
    OpenMW’s current builds are totally functional and you can play the entirety of Morrowind and both its expansions with them. I don’t know where you got the idea that they “the current build lets you explore Morrowind environments with little or no mechanical interaction with the world” but misrepresenting OpenMW through shoddy research doesn’t do it or your readers any favors.

    • Piento says:

      Yup. I’ve played through Morrowind, Tribunal and Blood Moon in OpenMW without problem (besides the bugs that Morrowind itself still has).

      This multiplayer experiment doesn’t allow for any meaningful interaction, perhaps that’s where the author got confused. This should be clarified rather than misrepresenting the awesome OpenMW project.

      Also going to add that OpenMW is nothing at all like Skywind. Skywind is essentially Morrowind’s maps and quests modded into Skyrim’s engine. OpenMW is an engine reimplementation for Morrowind, as OpenTTD is to TTD. Copyright has nothing to do with it.

    • Thurgret says:

      I promptly lost interest and almost closed the tab upon reading that. Thanks for the clarification.

    • baozi says:

      On OS X getting the files you need from Steam involves a bit of Terminal usage, but I tried it out earlier, and hey, Morrowind on OS X without Wine.

  2. TheOuroboros says:

    I also wanted to stress that they don’t need to “simulate” the sending of packets and likely DO send packets. Similarly, when you run a Minecraft server instance on your own computer and log in to it, you are sending and receiving packets between programs. Obviously, sending packets over the internet is more volatile, but sending packets on a local machine is a real thing.

  3. Amstrad says:

    This is cool and seems like it’d be a great way to enjoy the game again, hopping in with a friend for some co-op.

  4. RanDomino says:

    This is basically all that Bethesda needed to do to make ESO.

    • ZippyLemon says:

      But then they wouldn’t have painstakingly recreated the development of WoW, and then they’d NEVER have had a chance of making WoW profits.

  5. Catchcart says:

    Morrowind-to-Skyrim port Skywind is the same, which hopefully puts them both on the right side of copyright law.

#### ACTIONS TO TAKE:
1 – According to the comment thread about OpenMW, why is OpenMW nothing like Skywind? Answer in one to three sentences.
2 – From the comment thread about OpenMW, copy the passage starting with "Also going to" and going on through "for the clarification.".

#### RECORDS SHOWN:

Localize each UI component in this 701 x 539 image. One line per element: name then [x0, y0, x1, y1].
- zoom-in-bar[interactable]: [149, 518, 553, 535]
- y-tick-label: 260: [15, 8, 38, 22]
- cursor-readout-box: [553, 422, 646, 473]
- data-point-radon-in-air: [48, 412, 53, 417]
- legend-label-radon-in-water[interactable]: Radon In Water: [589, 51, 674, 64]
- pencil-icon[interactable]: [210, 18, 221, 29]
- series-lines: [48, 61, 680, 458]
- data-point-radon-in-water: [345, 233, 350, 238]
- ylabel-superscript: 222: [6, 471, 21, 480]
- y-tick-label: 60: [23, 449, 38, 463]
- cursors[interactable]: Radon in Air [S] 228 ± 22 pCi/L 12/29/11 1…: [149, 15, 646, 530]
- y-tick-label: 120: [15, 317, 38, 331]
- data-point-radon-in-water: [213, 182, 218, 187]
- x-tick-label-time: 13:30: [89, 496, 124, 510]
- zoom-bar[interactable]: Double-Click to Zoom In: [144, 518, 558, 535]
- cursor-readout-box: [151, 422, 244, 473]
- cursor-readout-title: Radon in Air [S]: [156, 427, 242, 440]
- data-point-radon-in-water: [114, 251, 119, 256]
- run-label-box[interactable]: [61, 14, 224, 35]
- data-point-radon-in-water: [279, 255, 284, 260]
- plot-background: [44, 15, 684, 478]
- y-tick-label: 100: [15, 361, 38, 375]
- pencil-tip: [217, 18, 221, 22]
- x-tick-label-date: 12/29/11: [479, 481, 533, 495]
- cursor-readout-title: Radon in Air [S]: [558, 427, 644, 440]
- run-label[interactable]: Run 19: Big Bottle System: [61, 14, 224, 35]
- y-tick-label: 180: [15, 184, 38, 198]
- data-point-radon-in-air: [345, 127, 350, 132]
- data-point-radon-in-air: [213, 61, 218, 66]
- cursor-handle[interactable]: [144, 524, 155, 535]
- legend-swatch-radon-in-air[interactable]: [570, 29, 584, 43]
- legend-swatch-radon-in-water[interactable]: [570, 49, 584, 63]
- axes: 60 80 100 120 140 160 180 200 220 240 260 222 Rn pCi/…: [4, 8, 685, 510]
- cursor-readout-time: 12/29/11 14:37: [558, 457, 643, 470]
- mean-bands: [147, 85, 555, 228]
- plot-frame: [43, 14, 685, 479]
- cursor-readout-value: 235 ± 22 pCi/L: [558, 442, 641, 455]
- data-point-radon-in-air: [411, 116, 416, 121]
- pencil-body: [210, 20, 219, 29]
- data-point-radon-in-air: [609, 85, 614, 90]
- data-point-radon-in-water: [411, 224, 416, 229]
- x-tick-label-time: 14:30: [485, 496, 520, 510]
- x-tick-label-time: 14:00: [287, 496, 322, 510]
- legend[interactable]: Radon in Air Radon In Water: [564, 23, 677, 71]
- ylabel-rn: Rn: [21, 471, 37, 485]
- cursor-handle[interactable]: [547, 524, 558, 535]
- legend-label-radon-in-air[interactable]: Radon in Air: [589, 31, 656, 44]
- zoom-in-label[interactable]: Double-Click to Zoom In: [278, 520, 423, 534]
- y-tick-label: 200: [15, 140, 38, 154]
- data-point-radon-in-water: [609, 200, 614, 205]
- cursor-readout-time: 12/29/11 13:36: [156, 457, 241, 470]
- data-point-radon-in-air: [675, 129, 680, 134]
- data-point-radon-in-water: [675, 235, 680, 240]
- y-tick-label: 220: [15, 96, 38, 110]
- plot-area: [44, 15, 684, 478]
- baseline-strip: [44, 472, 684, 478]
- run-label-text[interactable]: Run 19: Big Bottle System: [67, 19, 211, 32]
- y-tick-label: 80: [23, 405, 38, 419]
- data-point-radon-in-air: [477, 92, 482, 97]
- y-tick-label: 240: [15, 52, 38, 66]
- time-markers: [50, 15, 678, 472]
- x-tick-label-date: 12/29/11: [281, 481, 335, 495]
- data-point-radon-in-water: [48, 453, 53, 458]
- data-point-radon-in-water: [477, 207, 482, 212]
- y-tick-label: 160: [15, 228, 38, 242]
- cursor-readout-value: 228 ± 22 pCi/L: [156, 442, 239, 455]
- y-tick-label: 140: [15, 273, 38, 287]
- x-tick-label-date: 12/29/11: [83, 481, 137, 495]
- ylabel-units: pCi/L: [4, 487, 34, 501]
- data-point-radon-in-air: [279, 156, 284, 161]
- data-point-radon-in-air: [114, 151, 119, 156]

#### ANSWERS TO THE EXERCISE:
1 – Skywind is essentially Morrowind's maps and quests modded into Skyrim's engine. OpenMW is an engine reimplementation for Morrowind, as OpenTTD is to TTD.

2 –
Also going to add that OpenMW is nothing at all like Skywind. Skywind is essentially Morrowind’s maps and quests modded into Skyrim’s engine. OpenMW is an engine reimplementation for Morrowind, as OpenTTD is to TTD. Copyright has nothing to do with it.

    • Thurgret says:

      I promptly lost interest and almost closed the tab upon reading that. Thanks for the clarification.